Restate the entries below word for word, omitting nothing.

STORED DATA:
◇ ◇ ◇ ◇

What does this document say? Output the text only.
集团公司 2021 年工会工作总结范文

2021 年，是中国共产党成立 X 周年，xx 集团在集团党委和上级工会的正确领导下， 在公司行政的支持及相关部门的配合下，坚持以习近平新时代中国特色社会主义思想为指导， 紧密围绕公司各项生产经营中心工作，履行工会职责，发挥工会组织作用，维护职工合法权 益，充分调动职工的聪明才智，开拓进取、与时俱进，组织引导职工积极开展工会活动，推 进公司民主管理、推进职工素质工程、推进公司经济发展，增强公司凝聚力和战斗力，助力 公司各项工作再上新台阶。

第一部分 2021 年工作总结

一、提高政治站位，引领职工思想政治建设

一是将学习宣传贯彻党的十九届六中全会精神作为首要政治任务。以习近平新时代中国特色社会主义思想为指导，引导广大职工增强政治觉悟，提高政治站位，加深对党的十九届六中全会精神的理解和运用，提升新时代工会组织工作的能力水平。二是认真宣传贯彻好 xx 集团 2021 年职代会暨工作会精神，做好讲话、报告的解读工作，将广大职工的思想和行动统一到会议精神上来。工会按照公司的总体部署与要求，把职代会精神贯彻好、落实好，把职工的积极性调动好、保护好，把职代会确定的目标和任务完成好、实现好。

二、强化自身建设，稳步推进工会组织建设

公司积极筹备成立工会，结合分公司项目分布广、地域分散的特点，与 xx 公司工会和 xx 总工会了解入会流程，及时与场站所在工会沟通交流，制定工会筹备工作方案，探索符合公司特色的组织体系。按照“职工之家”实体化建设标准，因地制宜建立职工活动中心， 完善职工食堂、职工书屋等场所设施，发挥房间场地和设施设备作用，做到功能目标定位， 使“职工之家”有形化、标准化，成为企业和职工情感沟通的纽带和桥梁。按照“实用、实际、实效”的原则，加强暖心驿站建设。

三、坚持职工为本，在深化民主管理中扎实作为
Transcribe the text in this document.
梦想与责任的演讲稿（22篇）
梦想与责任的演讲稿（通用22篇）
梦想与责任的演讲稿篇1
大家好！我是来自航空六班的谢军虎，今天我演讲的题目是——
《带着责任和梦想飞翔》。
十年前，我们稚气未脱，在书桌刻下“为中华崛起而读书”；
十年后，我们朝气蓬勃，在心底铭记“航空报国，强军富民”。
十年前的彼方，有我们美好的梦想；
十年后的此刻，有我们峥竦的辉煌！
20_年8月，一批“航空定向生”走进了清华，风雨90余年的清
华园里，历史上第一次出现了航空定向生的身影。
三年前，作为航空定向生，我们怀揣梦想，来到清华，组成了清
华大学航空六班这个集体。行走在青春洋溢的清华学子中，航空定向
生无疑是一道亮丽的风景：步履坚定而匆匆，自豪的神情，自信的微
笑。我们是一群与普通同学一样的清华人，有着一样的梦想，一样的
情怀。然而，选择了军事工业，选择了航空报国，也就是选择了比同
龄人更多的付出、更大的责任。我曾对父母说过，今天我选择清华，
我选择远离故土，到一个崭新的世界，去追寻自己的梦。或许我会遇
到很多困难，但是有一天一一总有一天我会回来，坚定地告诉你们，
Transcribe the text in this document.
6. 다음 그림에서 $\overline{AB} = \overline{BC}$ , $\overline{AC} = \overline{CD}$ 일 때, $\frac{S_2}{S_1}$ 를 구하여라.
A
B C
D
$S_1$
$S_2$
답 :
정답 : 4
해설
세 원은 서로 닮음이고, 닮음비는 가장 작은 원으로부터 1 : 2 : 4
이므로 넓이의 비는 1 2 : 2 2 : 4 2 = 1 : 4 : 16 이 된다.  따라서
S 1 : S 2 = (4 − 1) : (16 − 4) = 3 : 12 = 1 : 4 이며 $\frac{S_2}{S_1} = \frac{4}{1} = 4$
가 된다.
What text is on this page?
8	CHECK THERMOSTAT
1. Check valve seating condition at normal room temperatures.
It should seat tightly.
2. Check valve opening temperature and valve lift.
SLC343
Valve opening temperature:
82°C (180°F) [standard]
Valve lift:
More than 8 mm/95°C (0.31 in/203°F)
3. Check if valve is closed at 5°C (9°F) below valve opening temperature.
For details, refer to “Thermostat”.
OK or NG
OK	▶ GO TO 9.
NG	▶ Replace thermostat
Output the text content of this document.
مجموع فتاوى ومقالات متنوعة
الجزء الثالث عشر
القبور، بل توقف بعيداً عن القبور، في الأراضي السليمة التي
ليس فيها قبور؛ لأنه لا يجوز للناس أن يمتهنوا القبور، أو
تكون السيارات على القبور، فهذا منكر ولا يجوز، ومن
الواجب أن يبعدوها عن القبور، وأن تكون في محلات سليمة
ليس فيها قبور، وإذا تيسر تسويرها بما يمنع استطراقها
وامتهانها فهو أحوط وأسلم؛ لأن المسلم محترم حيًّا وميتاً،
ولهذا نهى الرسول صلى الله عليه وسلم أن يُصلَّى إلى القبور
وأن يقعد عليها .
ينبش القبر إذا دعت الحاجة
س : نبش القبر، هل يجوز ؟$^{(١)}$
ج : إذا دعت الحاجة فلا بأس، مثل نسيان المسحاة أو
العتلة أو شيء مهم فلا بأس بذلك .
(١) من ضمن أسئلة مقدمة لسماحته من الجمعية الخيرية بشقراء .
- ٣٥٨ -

◇ ◇ ◇ ◇

EXERCISE RESULT:
What does this document say? Output the text only.
集团公司 2021 年工会工作总结范文

2021 年，是中国共产党成立 X 周年，xx 集团在集团党委和上级工会的正确领导下， 在公司行政的支持及相关部门的配合下，坚持以习近平新时代中国特色社会主义思想为指导， 紧密围绕公司各项生产经营中心工作，履行工会职责，发挥工会组织作用，维护职工合法权 益，充分调动职工的聪明才智，开拓进取、与时俱进，组织引导职工积极开展工会活动，推 进公司民主管理、推进职工素质工程、推进公司经济发展，增强公司凝聚力和战斗力，助力 公司各项工作再上新台阶。

第一部分 2021 年工作总结

一、提高政治站位，引领职工思想政治建设

一是将学习宣传贯彻党的十九届六中全会精神作为首要政治任务。以习近平新时代中国特色社会主义思想为指导，引导广大职工增强政治觉悟，提高政治站位，加深对党的十九届六中全会精神的理解和运用，提升新时代工会组织工作的能力水平。二是认真宣传贯彻好 xx 集团 2021 年职代会暨工作会精神，做好讲话、报告的解读工作，将广大职工的思想和行动统一到会议精神上来。工会按照公司的总体部署与要求，把职代会精神贯彻好、落实好，把职工的积极性调动好、保护好，把职代会确定的目标和任务完成好、实现好。

二、强化自身建设，稳步推进工会组织建设

公司积极筹备成立工会，结合分公司项目分布广、地域分散的特点，与 xx 公司工会和 xx 总工会了解入会流程，及时与场站所在工会沟通交流，制定工会筹备工作方案，探索符合公司特色的组织体系。按照“职工之家”实体化建设标准，因地制宜建立职工活动中心， 完善职工食堂、职工书屋等场所设施，发挥房间场地和设施设备作用，做到功能目标定位， 使“职工之家”有形化、标准化，成为企业和职工情感沟通的纽带和桥梁。按照“实用、实际、实效”的原则，加强暖心驿站建设。

三、坚持职工为本，在深化民主管理中扎实作为
Transcribe the text in this document.
梦想与责任的演讲稿（22篇）
梦想与责任的演讲稿（通用22篇）
梦想与责任的演讲稿篇1
大家好！我是来自航空六班的谢军虎，今天我演讲的题目是——
《带着责任和梦想飞翔》。
十年前，我们稚气未脱，在书桌刻下“为中华崛起而读书”；
十年后，我们朝气蓬勃，在心底铭记“航空报国，强军富民”。
十年前的彼方，有我们美好的梦想；
十年后的此刻，有我们峥竦的辉煌！
20_年8月，一批“航空定向生”走进了清华，风雨90余年的清
华园里，历史上第一次出现了航空定向生的身影。
三年前，作为航空定向生，我们怀揣梦想，来到清华，组成了清
华大学航空六班这个集体。行走在青春洋溢的清华学子中，航空定向
生无疑是一道亮丽的风景：步履坚定而匆匆，自豪的神情，自信的微
笑。我们是一群与普通同学一样的清华人，有着一样的梦想，一样的
情怀。然而，选择了军事工业，选择了航空报国，也就是选择了比同
龄人更多的付出、更大的责任。我曾对父母说过，今天我选择清华，
我选择远离故土，到一个崭新的世界，去追寻自己的梦。或许我会遇
到很多困难，但是有一天一一总有一天我会回来，坚定地告诉你们，
Transcribe the text in this document.
6. 다음 그림에서 $\overline{AB} = \overline{BC}$ , $\overline{AC} = \overline{CD}$ 일 때, $\frac{S_2}{S_1}$ 를 구하여라.
A
B C
D
$S_1$
$S_2$
답 :
정답 : 4
해설
세 원은 서로 닮음이고, 닮음비는 가장 작은 원으로부터 1 : 2 : 4
이므로 넓이의 비는 1 2 : 2 2 : 4 2 = 1 : 4 : 16 이 된다.  따라서
S 1 : S 2 = (4 − 1) : (16 − 4) = 3 : 12 = 1 : 4 이며 $\frac{S_2}{S_1} = \frac{4}{1} = 4$
가 된다.
What text is on this page?
8	CHECK THERMOSTAT
1. Check valve seating condition at normal room temperatures.
It should seat tightly.
2. Check valve opening temperature and valve lift.
SLC343
Valve opening temperature:
82°C (180°F) [standard]
Valve lift:
More than 8 mm/95°C (0.31 in/203°F)
3. Check if valve is closed at 5°C (9°F) below valve opening temperature.
For details, refer to “Thermostat”.
OK or NG
OK	▶ GO TO 9.
NG	▶ Replace thermostat
Output the text content of this document.
مجموع فتاوى ومقالات متنوعة
الجزء الثالث عشر
القبور، بل توقف بعيداً عن القبور، في الأراضي السليمة التي
ليس فيها قبور؛ لأنه لا يجوز للناس أن يمتهنوا القبور، أو
تكون السيارات على القبور، فهذا منكر ولا يجوز، ومن
الواجب أن يبعدوها عن القبور، وأن تكون في محلات سليمة
ليس فيها قبور، وإذا تيسر تسويرها بما يمنع استطراقها
وامتهانها فهو أحوط وأسلم؛ لأن المسلم محترم حيًّا وميتاً،
ولهذا نهى الرسول صلى الله عليه وسلم أن يُصلَّى إلى القبور
وأن يقعد عليها .
ينبش القبر إذا دعت الحاجة
س : نبش القبر، هل يجوز ؟$^{(١)}$
ج : إذا دعت الحاجة فلا بأس، مثل نسيان المسحاة أو
العتلة أو شيء مهم فلا بأس بذلك .
(١) من ضمن أسئلة مقدمة لسماحته من الجمعية الخيرية بشقراء .
- ٣٥٨ -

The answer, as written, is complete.